### What needs to be done
What follows is a block of records; reproduce all of it verbatim.

Extracted records
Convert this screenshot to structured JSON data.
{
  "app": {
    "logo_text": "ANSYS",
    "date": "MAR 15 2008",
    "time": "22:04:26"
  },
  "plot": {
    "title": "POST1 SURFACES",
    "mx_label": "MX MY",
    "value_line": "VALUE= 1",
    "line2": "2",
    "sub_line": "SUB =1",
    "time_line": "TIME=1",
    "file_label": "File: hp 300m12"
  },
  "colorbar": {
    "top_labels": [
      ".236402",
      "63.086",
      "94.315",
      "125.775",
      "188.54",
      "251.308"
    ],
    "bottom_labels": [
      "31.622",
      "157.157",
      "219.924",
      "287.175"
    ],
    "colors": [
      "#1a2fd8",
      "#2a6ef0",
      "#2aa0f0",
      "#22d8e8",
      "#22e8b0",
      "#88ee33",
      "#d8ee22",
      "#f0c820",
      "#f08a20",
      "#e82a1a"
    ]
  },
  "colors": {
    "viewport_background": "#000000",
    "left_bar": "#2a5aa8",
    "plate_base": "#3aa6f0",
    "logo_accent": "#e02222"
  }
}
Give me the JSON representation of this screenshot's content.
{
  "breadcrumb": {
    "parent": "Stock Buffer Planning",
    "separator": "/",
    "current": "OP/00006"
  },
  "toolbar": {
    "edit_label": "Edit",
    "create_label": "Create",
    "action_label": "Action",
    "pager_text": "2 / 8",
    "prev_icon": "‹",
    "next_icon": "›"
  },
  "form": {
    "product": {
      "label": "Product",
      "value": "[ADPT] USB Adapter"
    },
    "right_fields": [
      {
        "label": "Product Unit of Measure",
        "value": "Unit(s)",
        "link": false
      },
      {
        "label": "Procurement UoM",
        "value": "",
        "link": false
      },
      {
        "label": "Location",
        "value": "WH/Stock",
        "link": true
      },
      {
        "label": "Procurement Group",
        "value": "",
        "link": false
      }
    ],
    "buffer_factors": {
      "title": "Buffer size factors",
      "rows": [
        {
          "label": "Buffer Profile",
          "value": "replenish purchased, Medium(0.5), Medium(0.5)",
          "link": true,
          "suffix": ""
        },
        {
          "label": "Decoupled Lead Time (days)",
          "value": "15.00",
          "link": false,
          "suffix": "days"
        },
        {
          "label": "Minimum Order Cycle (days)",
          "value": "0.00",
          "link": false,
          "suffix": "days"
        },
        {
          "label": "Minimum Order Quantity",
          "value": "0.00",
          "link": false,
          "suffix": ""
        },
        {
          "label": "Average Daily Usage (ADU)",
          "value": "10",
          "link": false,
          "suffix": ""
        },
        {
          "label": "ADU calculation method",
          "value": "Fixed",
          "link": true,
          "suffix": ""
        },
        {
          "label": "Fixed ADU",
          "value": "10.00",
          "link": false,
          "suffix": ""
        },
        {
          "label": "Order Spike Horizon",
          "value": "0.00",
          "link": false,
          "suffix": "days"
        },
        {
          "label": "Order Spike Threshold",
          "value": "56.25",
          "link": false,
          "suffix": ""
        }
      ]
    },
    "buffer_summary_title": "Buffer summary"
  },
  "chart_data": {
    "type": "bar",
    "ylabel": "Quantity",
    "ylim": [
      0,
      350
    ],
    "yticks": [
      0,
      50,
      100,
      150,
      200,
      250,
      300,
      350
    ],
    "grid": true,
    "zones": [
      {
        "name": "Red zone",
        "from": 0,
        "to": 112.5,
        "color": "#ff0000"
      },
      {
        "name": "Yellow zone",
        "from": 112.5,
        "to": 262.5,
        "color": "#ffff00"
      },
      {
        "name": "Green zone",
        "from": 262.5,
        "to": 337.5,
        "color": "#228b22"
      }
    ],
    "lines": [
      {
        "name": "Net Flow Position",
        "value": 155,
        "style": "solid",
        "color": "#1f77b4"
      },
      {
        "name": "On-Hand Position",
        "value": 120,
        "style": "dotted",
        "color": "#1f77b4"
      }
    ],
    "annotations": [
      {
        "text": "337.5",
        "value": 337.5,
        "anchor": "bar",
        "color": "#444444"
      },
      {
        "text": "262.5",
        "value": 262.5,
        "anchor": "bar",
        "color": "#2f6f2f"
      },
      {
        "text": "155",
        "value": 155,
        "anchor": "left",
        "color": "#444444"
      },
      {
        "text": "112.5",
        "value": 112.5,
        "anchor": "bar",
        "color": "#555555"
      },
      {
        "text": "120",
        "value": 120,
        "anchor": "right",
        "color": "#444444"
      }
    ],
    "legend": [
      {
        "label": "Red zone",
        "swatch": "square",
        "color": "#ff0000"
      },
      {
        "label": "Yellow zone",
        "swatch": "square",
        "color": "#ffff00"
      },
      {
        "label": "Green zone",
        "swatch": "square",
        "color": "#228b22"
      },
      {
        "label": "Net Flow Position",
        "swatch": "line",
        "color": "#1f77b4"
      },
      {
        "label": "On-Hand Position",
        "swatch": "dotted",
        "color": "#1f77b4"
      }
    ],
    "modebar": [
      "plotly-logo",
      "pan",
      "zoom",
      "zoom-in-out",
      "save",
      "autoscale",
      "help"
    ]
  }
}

### Exercise answer
Convert this screenshot to structured JSON data.
{
  "app": {
    "logo_text": "ANSYS",
    "date": "MAR 15 2008",
    "time": "22:04:26"
  },
  "plot": {
    "title": "POST1 SURFACES",
    "mx_label": "MX MY",
    "value_line": "VALUE= 1",
    "line2": "2",
    "sub_line": "SUB =1",
    "time_line": "TIME=1",
    "file_label": "File: hp 300m12"
  },
  "colorbar": {
    "top_labels": [
      ".236402",
      "63.086",
      "94.315",
      "125.775",
      "188.54",
      "251.308"
    ],
    "bottom_labels": [
      "31.622",
      "157.157",
      "219.924",
      "287.175"
    ],
    "colors": [
      "#1a2fd8",
      "#2a6ef0",
      "#2aa0f0",
      "#22d8e8",
      "#22e8b0",
      "#88ee33",
      "#d8ee22",
      "#f0c820",
      "#f08a20",
      "#e82a1a"
    ]
  },
  "colors": {
    "viewport_background": "#000000",
    "left_bar": "#2a5aa8",
    "plate_base": "#3aa6f0",
    "logo_accent": "#e02222"
  }
}
Give me the JSON representation of this screenshot's content.
{
  "breadcrumb": {
    "parent": "Stock Buffer Planning",
    "separator": "/",
    "current": "OP/00006"
  },
  "toolbar": {
    "edit_label": "Edit",
    "create_label": "Create",
    "action_label": "Action",
    "pager_text": "2 / 8",
    "prev_icon": "‹",
    "next_icon": "›"
  },
  "form": {
    "product": {
      "label": "Product",
      "value": "[ADPT] USB Adapter"
    },
    "right_fields": [
      {
        "label": "Product Unit of Measure",
        "value": "Unit(s)",
        "link": false
      },
      {
        "label": "Procurement UoM",
        "value": "",
        "link": false
      },
      {
        "label": "Location",
        "value": "WH/Stock",
        "link": true
      },
      {
        "label": "Procurement Group",
        "value": "",
        "link": false
      }
    ],
    "buffer_factors": {
      "title": "Buffer size factors",
      "rows": [
        {
          "label": "Buffer Profile",
          "value": "replenish purchased, Medium(0.5), Medium(0.5)",
          "link": true,
          "suffix": ""
        },
        {
          "label": "Decoupled Lead Time (days)",
          "value": "15.00",
          "link": false,
          "suffix": "days"
        },
        {
          "label": "Minimum Order Cycle (days)",
          "value": "0.00",
          "link": false,
          "suffix": "days"
        },
        {
          "label": "Minimum Order Quantity",
          "value": "0.00",
          "link": false,
          "suffix": ""
        },
        {
          "label": "Average Daily Usage (ADU)",
          "value": "10",
          "link": false,
          "suffix": ""
        },
        {
          "label": "ADU calculation method",
          "value": "Fixed",
          "link": true,
          "suffix": ""
        },
        {
          "label": "Fixed ADU",
          "value": "10.00",
          "link": false,
          "suffix": ""
        },
        {
          "label": "Order Spike Horizon",
          "value": "0.00",
          "link": false,
          "suffix": "days"
        },
        {
          "label": "Order Spike Threshold",
          "value": "56.25",
          "link": false,
          "suffix": ""
        }
      ]
    },
    "buffer_summary_title": "Buffer summary"
  },
  "chart_data": {
    "type": "bar",
    "ylabel": "Quantity",
    "ylim": [
      0,
      350
    ],
    "yticks": [
      0,
      50,
      100,
      150,
      200,
      250,
      300,
      350
    ],
    "grid": true,
    "zones": [
      {
        "name": "Red zone",
        "from": 0,
        "to": 112.5,
        "color": "#ff0000"
      },
      {
        "name": "Yellow zone",
        "from": 112.5,
        "to": 262.5,
        "color": "#ffff00"
      },
      {
        "name": "Green zone",
        "from": 262.5,
        "to": 337.5,
        "color": "#228b22"
      }
    ],
    "lines": [
      {
        "name": "Net Flow Position",
        "value": 155,
        "style": "solid",
        "color": "#1f77b4"
      },
      {
        "name": "On-Hand Position",
        "value": 120,
        "style": "dotted",
        "color": "#1f77b4"
      }
    ],
    "annotations": [
      {
        "text": "337.5",
        "value": 337.5,
        "anchor": "bar",
        "color": "#444444"
      },
      {
        "text": "262.5",
        "value": 262.5,
        "anchor": "bar",
        "color": "#2f6f2f"
      },
      {
        "text": "155",
        "value": 155,
        "anchor": "left",
        "color": "#444444"
      },
      {
        "text": "112.5",
        "value": 112.5,
        "anchor": "bar",
        "color": "#555555"
      },
      {
        "text": "120",
        "value": 120,
        "anchor": "right",
        "color": "#444444"
      }
    ],
    "legend": [
      {
        "label": "Red zone",
        "swatch": "square",
        "color": "#ff0000"
      },
      {
        "label": "Yellow zone",
        "swatch": "square",
        "color": "#ffff00"
      },
      {
        "label": "Green zone",
        "swatch": "square",
        "color": "#228b22"
      },
      {
        "label": "Net Flow Position",
        "swatch": "line",
        "color": "#1f77b4"
      },
      {
        "label": "On-Hand Position",
        "swatch": "dotted",
        "color": "#1f77b4"
      }
    ],
    "modebar": [
      "plotly-logo",
      "pan",
      "zoom",
      "zoom-in-out",
      "save",
      "autoscale",
      "help"
    ]
  }
}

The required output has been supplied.